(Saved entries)
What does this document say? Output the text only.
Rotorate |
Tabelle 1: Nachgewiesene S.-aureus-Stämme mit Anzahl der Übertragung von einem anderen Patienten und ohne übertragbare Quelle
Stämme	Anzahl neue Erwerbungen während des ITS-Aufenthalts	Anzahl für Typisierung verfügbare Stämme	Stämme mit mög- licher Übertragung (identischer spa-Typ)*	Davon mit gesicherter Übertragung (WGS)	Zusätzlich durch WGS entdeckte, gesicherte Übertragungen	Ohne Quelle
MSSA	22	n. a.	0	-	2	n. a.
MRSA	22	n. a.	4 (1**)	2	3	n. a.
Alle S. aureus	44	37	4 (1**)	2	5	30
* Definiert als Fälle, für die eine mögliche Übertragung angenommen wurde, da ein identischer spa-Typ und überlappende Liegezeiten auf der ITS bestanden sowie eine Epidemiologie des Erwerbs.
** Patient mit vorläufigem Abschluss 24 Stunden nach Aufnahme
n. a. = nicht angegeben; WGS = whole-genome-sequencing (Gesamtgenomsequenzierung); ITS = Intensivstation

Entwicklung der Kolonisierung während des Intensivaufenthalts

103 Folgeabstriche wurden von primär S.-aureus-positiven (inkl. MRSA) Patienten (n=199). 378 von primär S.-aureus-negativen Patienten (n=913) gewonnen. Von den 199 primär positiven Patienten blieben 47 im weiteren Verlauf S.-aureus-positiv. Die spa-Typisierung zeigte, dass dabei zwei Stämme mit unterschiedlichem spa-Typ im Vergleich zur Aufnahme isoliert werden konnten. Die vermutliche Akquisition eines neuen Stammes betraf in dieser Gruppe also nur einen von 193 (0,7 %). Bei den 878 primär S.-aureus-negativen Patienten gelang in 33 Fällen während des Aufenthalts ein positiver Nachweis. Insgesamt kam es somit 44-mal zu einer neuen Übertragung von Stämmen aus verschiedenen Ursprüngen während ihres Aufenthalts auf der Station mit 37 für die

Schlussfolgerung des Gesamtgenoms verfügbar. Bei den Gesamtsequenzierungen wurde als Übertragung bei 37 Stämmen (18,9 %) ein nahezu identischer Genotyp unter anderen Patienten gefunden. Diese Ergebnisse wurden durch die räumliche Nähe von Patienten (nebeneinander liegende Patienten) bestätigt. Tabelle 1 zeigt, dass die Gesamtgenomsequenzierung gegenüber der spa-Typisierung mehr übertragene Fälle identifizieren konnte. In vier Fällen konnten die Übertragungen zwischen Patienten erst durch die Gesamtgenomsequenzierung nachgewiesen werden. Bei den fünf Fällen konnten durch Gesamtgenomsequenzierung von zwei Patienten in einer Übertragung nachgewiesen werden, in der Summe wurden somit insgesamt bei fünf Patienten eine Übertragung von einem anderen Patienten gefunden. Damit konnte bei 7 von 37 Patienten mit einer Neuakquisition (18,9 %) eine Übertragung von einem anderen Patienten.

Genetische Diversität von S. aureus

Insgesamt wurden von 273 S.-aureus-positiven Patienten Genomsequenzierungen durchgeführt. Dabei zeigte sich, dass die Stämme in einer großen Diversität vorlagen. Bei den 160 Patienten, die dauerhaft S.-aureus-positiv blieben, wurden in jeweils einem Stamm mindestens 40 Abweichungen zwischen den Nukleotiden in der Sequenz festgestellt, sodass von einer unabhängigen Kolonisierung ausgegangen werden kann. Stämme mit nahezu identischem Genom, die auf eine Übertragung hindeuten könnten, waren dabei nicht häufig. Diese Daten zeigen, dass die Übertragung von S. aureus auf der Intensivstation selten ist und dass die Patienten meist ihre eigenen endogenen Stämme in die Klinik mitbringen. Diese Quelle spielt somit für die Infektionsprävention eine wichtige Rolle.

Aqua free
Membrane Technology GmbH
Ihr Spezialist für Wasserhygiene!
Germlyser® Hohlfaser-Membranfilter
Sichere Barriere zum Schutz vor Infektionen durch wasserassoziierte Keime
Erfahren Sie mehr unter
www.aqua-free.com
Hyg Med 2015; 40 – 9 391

(Aim of the exercise) Transcribe every record exactly.

(Solution for this task)
What does this document say? Output the text only.
Rotorate |
Tabelle 1: Nachgewiesene S.-aureus-Stämme mit Anzahl der Übertragung von einem anderen Patienten und ohne übertragbare Quelle
Stämme	Anzahl neue Erwerbungen während des ITS-Aufenthalts	Anzahl für Typisierung verfügbare Stämme	Stämme mit mög- licher Übertragung (identischer spa-Typ)*	Davon mit gesicherter Übertragung (WGS)	Zusätzlich durch WGS entdeckte, gesicherte Übertragungen	Ohne Quelle
MSSA	22	n. a.	0	-	2	n. a.
MRSA	22	n. a.	4 (1**)	2	3	n. a.
Alle S. aureus	44	37	4 (1**)	2	5	30
* Definiert als Fälle, für die eine mögliche Übertragung angenommen wurde, da ein identischer spa-Typ und überlappende Liegezeiten auf der ITS bestanden sowie eine Epidemiologie des Erwerbs.
** Patient mit vorläufigem Abschluss 24 Stunden nach Aufnahme
n. a. = nicht angegeben; WGS = whole-genome-sequencing (Gesamtgenomsequenzierung); ITS = Intensivstation

Entwicklung der Kolonisierung während des Intensivaufenthalts

103 Folgeabstriche wurden von primär S.-aureus-positiven (inkl. MRSA) Patienten (n=199). 378 von primär S.-aureus-negativen Patienten (n=913) gewonnen. Von den 199 primär positiven Patienten blieben 47 im weiteren Verlauf S.-aureus-positiv. Die spa-Typisierung zeigte, dass dabei zwei Stämme mit unterschiedlichem spa-Typ im Vergleich zur Aufnahme isoliert werden konnten. Die vermutliche Akquisition eines neuen Stammes betraf in dieser Gruppe also nur einen von 193 (0,7 %). Bei den 878 primär S.-aureus-negativen Patienten gelang in 33 Fällen während des Aufenthalts ein positiver Nachweis. Insgesamt kam es somit 44-mal zu einer neuen Übertragung von Stämmen aus verschiedenen Ursprüngen während ihres Aufenthalts auf der Station mit 37 für die

Schlussfolgerung des Gesamtgenoms verfügbar. Bei den Gesamtsequenzierungen wurde als Übertragung bei 37 Stämmen (18,9 %) ein nahezu identischer Genotyp unter anderen Patienten gefunden. Diese Ergebnisse wurden durch die räumliche Nähe von Patienten (nebeneinander liegende Patienten) bestätigt. Tabelle 1 zeigt, dass die Gesamtgenomsequenzierung gegenüber der spa-Typisierung mehr übertragene Fälle identifizieren konnte. In vier Fällen konnten die Übertragungen zwischen Patienten erst durch die Gesamtgenomsequenzierung nachgewiesen werden. Bei den fünf Fällen konnten durch Gesamtgenomsequenzierung von zwei Patienten in einer Übertragung nachgewiesen werden, in der Summe wurden somit insgesamt bei fünf Patienten eine Übertragung von einem anderen Patienten gefunden. Damit konnte bei 7 von 37 Patienten mit einer Neuakquisition (18,9 %) eine Übertragung von einem anderen Patienten.

Genetische Diversität von S. aureus

Insgesamt wurden von 273 S.-aureus-positiven Patienten Genomsequenzierungen durchgeführt. Dabei zeigte sich, dass die Stämme in einer großen Diversität vorlagen. Bei den 160 Patienten, die dauerhaft S.-aureus-positiv blieben, wurden in jeweils einem Stamm mindestens 40 Abweichungen zwischen den Nukleotiden in der Sequenz festgestellt, sodass von einer unabhängigen Kolonisierung ausgegangen werden kann. Stämme mit nahezu identischem Genom, die auf eine Übertragung hindeuten könnten, waren dabei nicht häufig. Diese Daten zeigen, dass die Übertragung von S. aureus auf der Intensivstation selten ist und dass die Patienten meist ihre eigenen endogenen Stämme in die Klinik mitbringen. Diese Quelle spielt somit für die Infektionsprävention eine wichtige Rolle.

Aqua free
Membrane Technology GmbH
Ihr Spezialist für Wasserhygiene!
Germlyser® Hohlfaser-Membranfilter
Sichere Barriere zum Schutz vor Infektionen durch wasserassoziierte Keime
Erfahren Sie mehr unter
www.aqua-free.com
Hyg Med 2015; 40 – 9 391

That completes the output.